THE REQUEST: Find every line containing the word "powyżej" and report the count, nothing more.

DATA TO PROCESS:
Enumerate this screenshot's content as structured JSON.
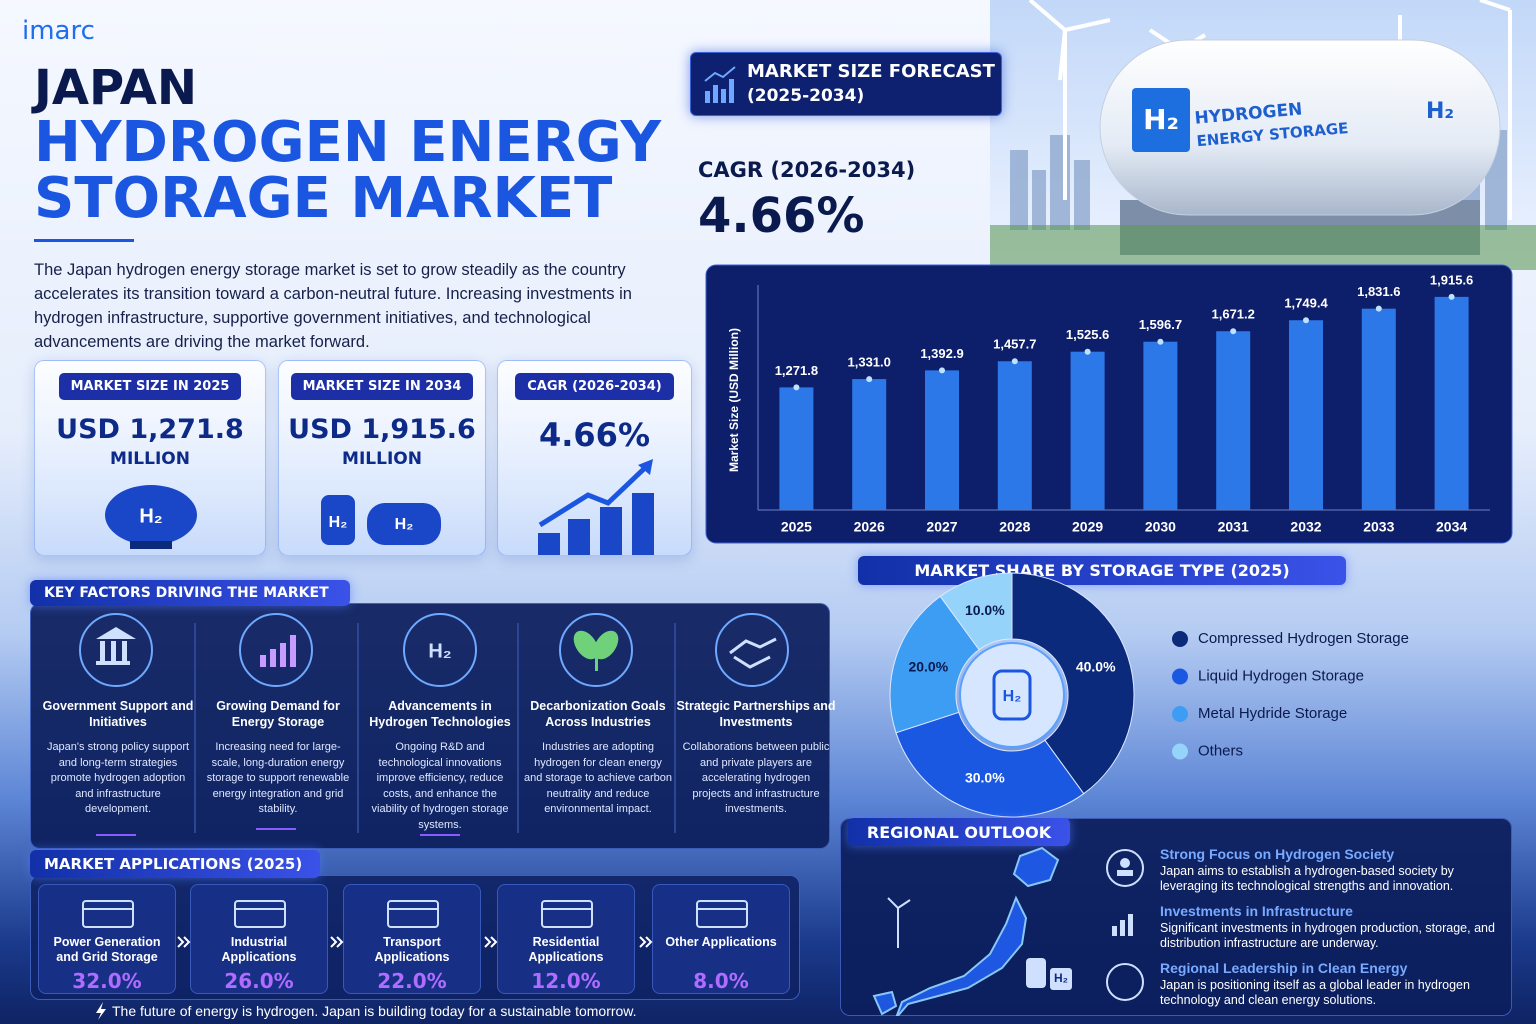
{
  "brand": "imarc",
  "title": {
    "line1": "JAPAN",
    "line2": "HYDROGEN ENERGY",
    "line3": "STORAGE MARKET"
  },
  "intro": "The Japan hydrogen energy storage market is set to grow steadily as the country accelerates its transition toward a carbon-neutral future. Increasing investments in hydrogen infrastructure, supportive government initiatives, and technological advancements are driving the market forward.",
  "symbol": "H₂",
  "hero": {
    "tank_label_1": "HYDROGEN",
    "tank_label_2": "ENERGY STORAGE"
  },
  "cagr_headline": {
    "label": "CAGR (2026-2034)",
    "value": "4.66%"
  },
  "stat_cards": [
    {
      "label": "MARKET SIZE IN 2025",
      "value": "USD 1,271.8",
      "unit": "MILLION"
    },
    {
      "label": "MARKET SIZE IN 2034",
      "value": "USD 1,915.6",
      "unit": "MILLION"
    },
    {
      "label": "CAGR (2026-2034)",
      "value": "4.66%"
    }
  ],
  "key_factors": {
    "title": "KEY FACTORS DRIVING THE MARKET",
    "items": [
      {
        "title": "Government Support and Initiatives",
        "text": "Japan's strong policy support and long-term strategies promote hydrogen adoption and infrastructure development."
      },
      {
        "title": "Growing Demand for Energy Storage",
        "text": "Increasing need for large-scale, long-duration energy storage to support renewable energy integration and grid stability."
      },
      {
        "title": "Advancements in Hydrogen Technologies",
        "text": "Ongoing R&D and technological innovations improve efficiency, reduce costs, and enhance the viability of hydrogen storage systems."
      },
      {
        "title": "Decarbonization Goals Across Industries",
        "text": "Industries are adopting hydrogen for clean energy and storage to achieve carbon neutrality and reduce environmental impact."
      },
      {
        "title": "Strategic Partnerships and Investments",
        "text": "Collaborations between public and private players are accelerating hydrogen projects and infrastructure investments."
      }
    ]
  },
  "applications": {
    "title": "MARKET APPLICATIONS (2025)",
    "items": [
      {
        "name": "Power Generation and Grid Storage",
        "share": "32.0%"
      },
      {
        "name": "Industrial Applications",
        "share": "26.0%"
      },
      {
        "name": "Transport Applications",
        "share": "22.0%"
      },
      {
        "name": "Residential Applications",
        "share": "12.0%"
      },
      {
        "name": "Other Applications",
        "share": "8.0%"
      }
    ]
  },
  "footer": "The future of energy is hydrogen. Japan is building today for a sustainable tomorrow.",
  "regional": {
    "title": "REGIONAL OUTLOOK",
    "items": [
      {
        "title": "Strong Focus on Hydrogen Society",
        "text": "Japan aims to establish a hydrogen-based society by leveraging its technological strengths and innovation."
      },
      {
        "title": "Investments in Infrastructure",
        "text": "Significant investments in hydrogen production, storage, and distribution infrastructure are underway."
      },
      {
        "title": "Regional Leadership in Clean Energy",
        "text": "Japan is positioning itself as a global leader in hydrogen technology and clean energy solutions."
      }
    ]
  },
  "chart_data": [
    {
      "type": "bar",
      "title": "MARKET SIZE FORECAST",
      "subtitle": "(2025-2034)",
      "y_label": "Market Size (USD Million)",
      "categories": [
        "2025",
        "2026",
        "2027",
        "2028",
        "2029",
        "2030",
        "2031",
        "2032",
        "2033",
        "2034"
      ],
      "values": [
        1271.8,
        1331.0,
        1392.9,
        1457.7,
        1525.6,
        1596.7,
        1671.2,
        1749.4,
        1831.6,
        1915.6
      ],
      "value_labels": [
        "1,271.8",
        "1,331.0",
        "1,392.9",
        "1,457.7",
        "1,525.6",
        "1,596.7",
        "1,671.2",
        "1,749.4",
        "1,831.6",
        "1,915.6"
      ],
      "color": "#2f7df0",
      "ylim": [
        400,
        2000
      ]
    },
    {
      "type": "pie",
      "title": "MARKET SHARE BY STORAGE TYPE (2025)",
      "categories": [
        "Compressed Hydrogen Storage",
        "Liquid Hydrogen Storage",
        "Metal Hydride Storage",
        "Others"
      ],
      "values": [
        40,
        30,
        20,
        10
      ],
      "value_labels": [
        "40.0%",
        "30.0%",
        "20.0%",
        "10.0%"
      ],
      "colors": [
        "#0c2a7c",
        "#1a58e2",
        "#3d9df2",
        "#95d3fa"
      ]
    }
  ]
}
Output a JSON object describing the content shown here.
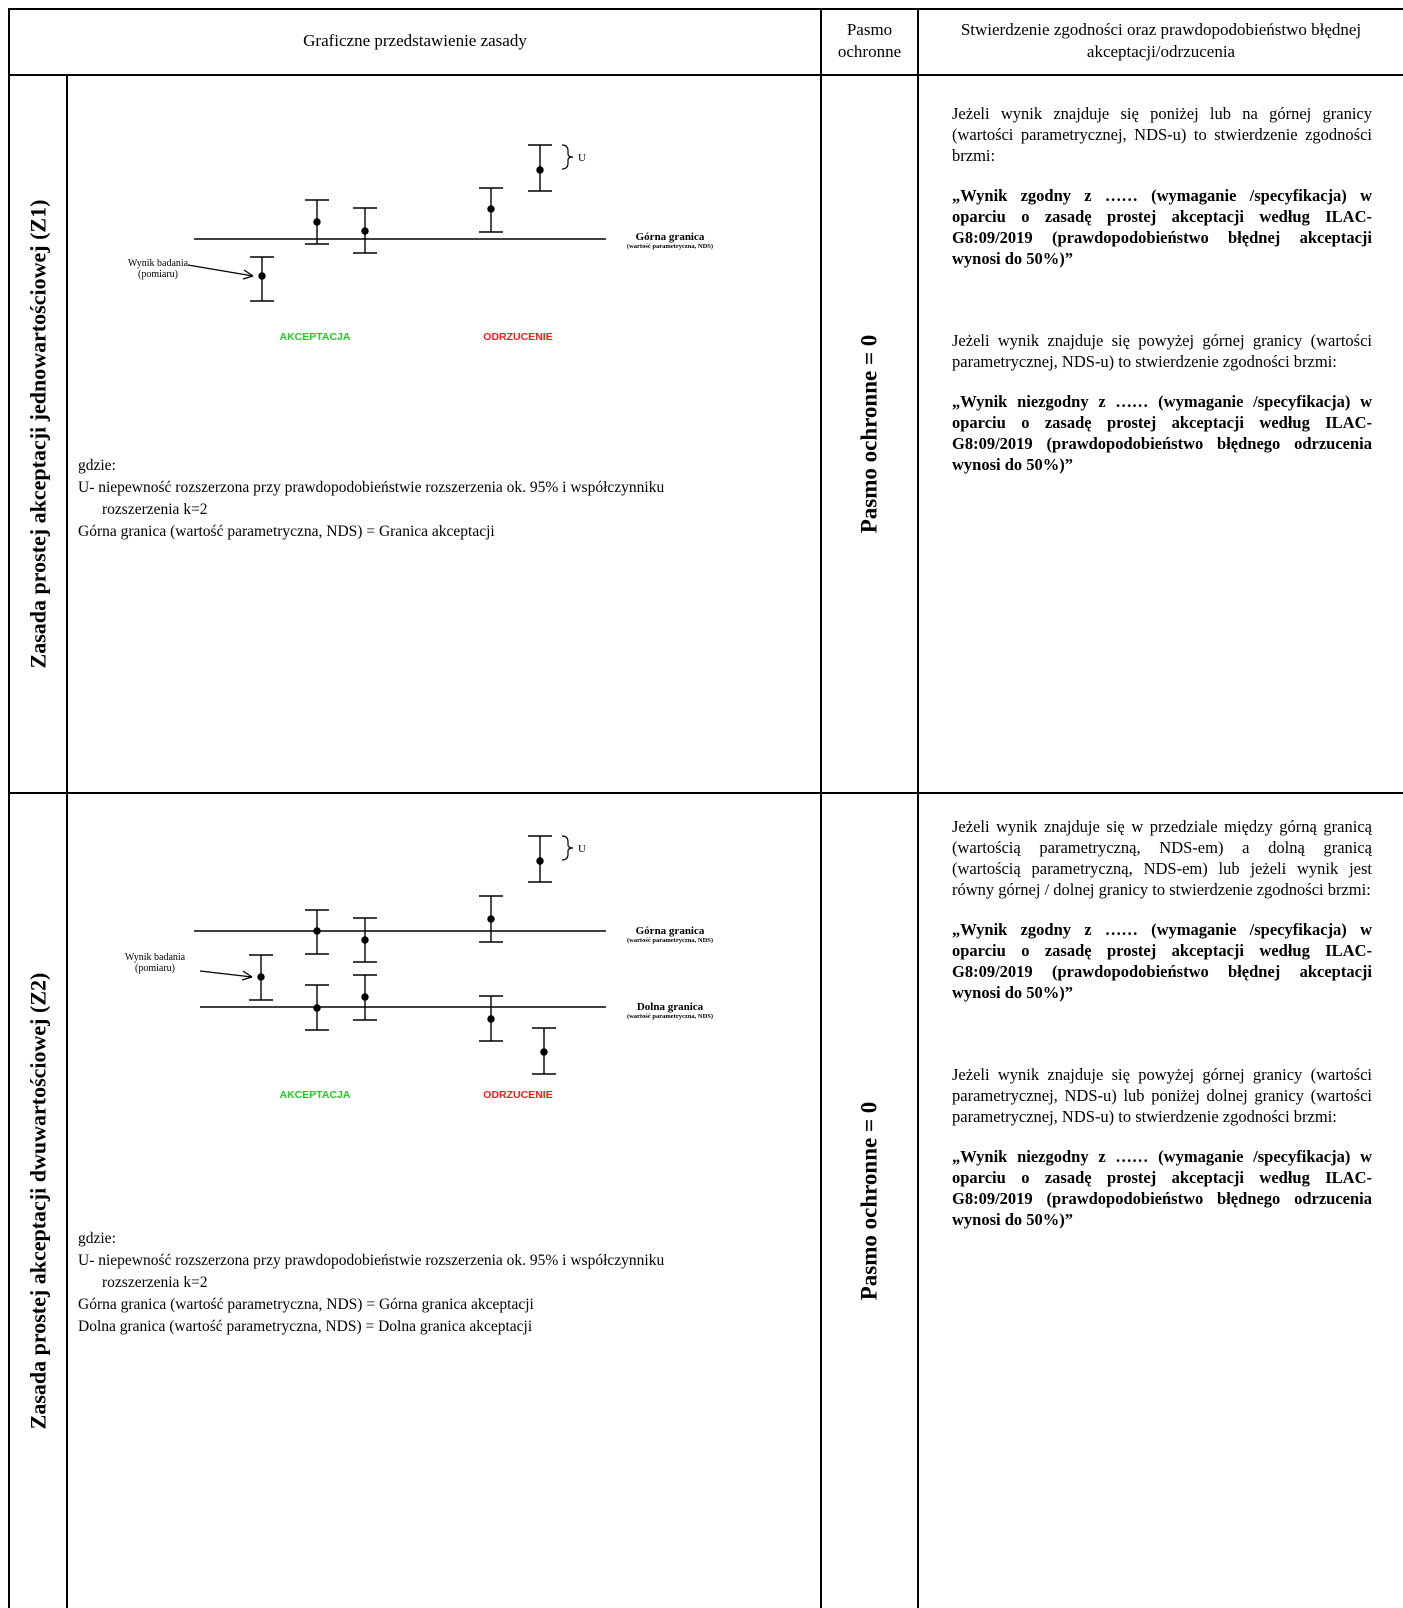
{
  "header": {
    "col_graphic": "Graficzne przedstawienie zasady",
    "col_band": "Pasmo ochronne",
    "col_statement": "Stwierdzenie zgodności oraz prawdopodobieństwo błędnej akceptacji/odrzucenia"
  },
  "rows": [
    {
      "title": "Zasada prostej akceptacji jednowartościowej (Z1)",
      "band": "Pasmo ochronne = 0",
      "diagram": {
        "u_label": "U",
        "upper_label": "Górna granica",
        "upper_sub": "(wartość parametryczna, NDS)",
        "result_label_1": "Wynik badania",
        "result_label_2": "(pomiaru)",
        "accept": "AKCEPTACJA",
        "reject": "ODRZUCENIE"
      },
      "where_title": "gdzie:",
      "where_lines": [
        "U- niepewność rozszerzona przy prawdopodobieństwie rozszerzenia ok. 95% i współczynniku",
        "rozszerzenia k=2",
        "Górna granica (wartość parametryczna, NDS) = Granica akceptacji"
      ],
      "statements": [
        "Jeżeli wynik znajduje się poniżej lub na górnej granicy (wartości parametrycznej, NDS-u) to stwierdzenie zgodności brzmi:",
        "„Wynik zgodny z …… (wymaganie /specyfikacja) w oparciu o zasadę prostej akceptacji według ILAC-G8:09/2019 (prawdopodobieństwo błędnej akceptacji wynosi do 50%)”",
        "Jeżeli wynik znajduje się powyżej górnej granicy (wartości parametrycznej, NDS-u) to stwierdzenie zgodności brzmi:",
        "„Wynik niezgodny z …… (wymaganie /specyfikacja) w oparciu o zasadę prostej akceptacji według ILAC-G8:09/2019 (prawdopodobieństwo błędnego odrzucenia wynosi do 50%)”"
      ]
    },
    {
      "title": "Zasada prostej akceptacji dwuwartościowej (Z2)",
      "band": "Pasmo ochronne = 0",
      "diagram": {
        "u_label": "U",
        "upper_label": "Górna granica",
        "upper_sub": "(wartość parametryczna, NDS)",
        "lower_label": "Dolna granica",
        "lower_sub": "(wartość parametryczna, NDS)",
        "result_label_1": "Wynik badania",
        "result_label_2": "(pomiaru)",
        "accept": "AKCEPTACJA",
        "reject": "ODRZUCENIE"
      },
      "where_title": "gdzie:",
      "where_lines": [
        "U- niepewność rozszerzona przy prawdopodobieństwie rozszerzenia ok. 95% i współczynniku",
        "rozszerzenia k=2",
        "Górna granica (wartość parametryczna, NDS) = Górna granica akceptacji",
        "Dolna granica (wartość parametryczna, NDS) = Dolna granica akceptacji"
      ],
      "statements": [
        "Jeżeli wynik znajduje się w przedziale między górną granicą (wartością parametryczną, NDS-em) a dolną granicą (wartością parametryczną, NDS-em) lub jeżeli wynik jest równy górnej / dolnej granicy to stwierdzenie zgodności brzmi:",
        "„Wynik zgodny z …… (wymaganie /specyfikacja) w oparciu o zasadę prostej akceptacji według ILAC-G8:09/2019 (prawdopodobieństwo błędnej akceptacji wynosi do 50%)”",
        "Jeżeli wynik znajduje się powyżej górnej granicy (wartości parametrycznej, NDS-u) lub poniżej dolnej granicy (wartości parametrycznej, NDS-u) to stwierdzenie zgodności brzmi:",
        "„Wynik niezgodny z …… (wymaganie /specyfikacja) w oparciu o zasadę prostej akceptacji według ILAC-G8:09/2019 (prawdopodobieństwo błędnego odrzucenia wynosi do 50%)”"
      ]
    }
  ],
  "colors": {
    "accept": "#22cc22",
    "reject": "#ff1a1a"
  }
}
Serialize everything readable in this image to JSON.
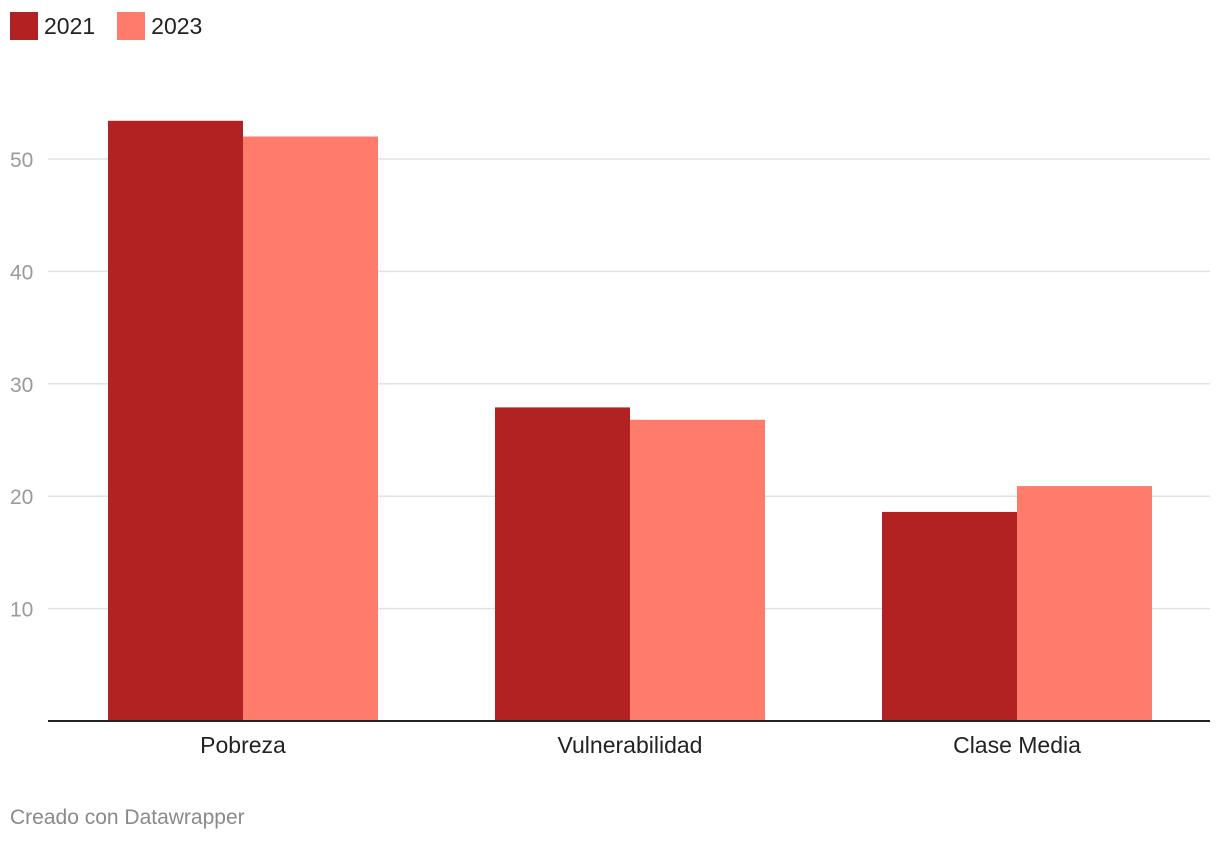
{
  "chart_data": {
    "type": "bar",
    "categories": [
      "Pobreza",
      "Vulnerabilidad",
      "Clase Media"
    ],
    "series": [
      {
        "name": "2021",
        "color": "#b22222",
        "values": [
          53.4,
          27.9,
          18.6
        ]
      },
      {
        "name": "2023",
        "color": "#ff7b6b",
        "values": [
          52.0,
          26.8,
          20.9
        ]
      }
    ],
    "yticks": [
      10,
      20,
      30,
      40,
      50
    ],
    "ylim": [
      0,
      55
    ],
    "grid": true,
    "legend_position": "top-left",
    "title": "",
    "xlabel": "",
    "ylabel": ""
  },
  "footer": {
    "credit": "Creado con Datawrapper"
  }
}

FINISHED ANSWER: 2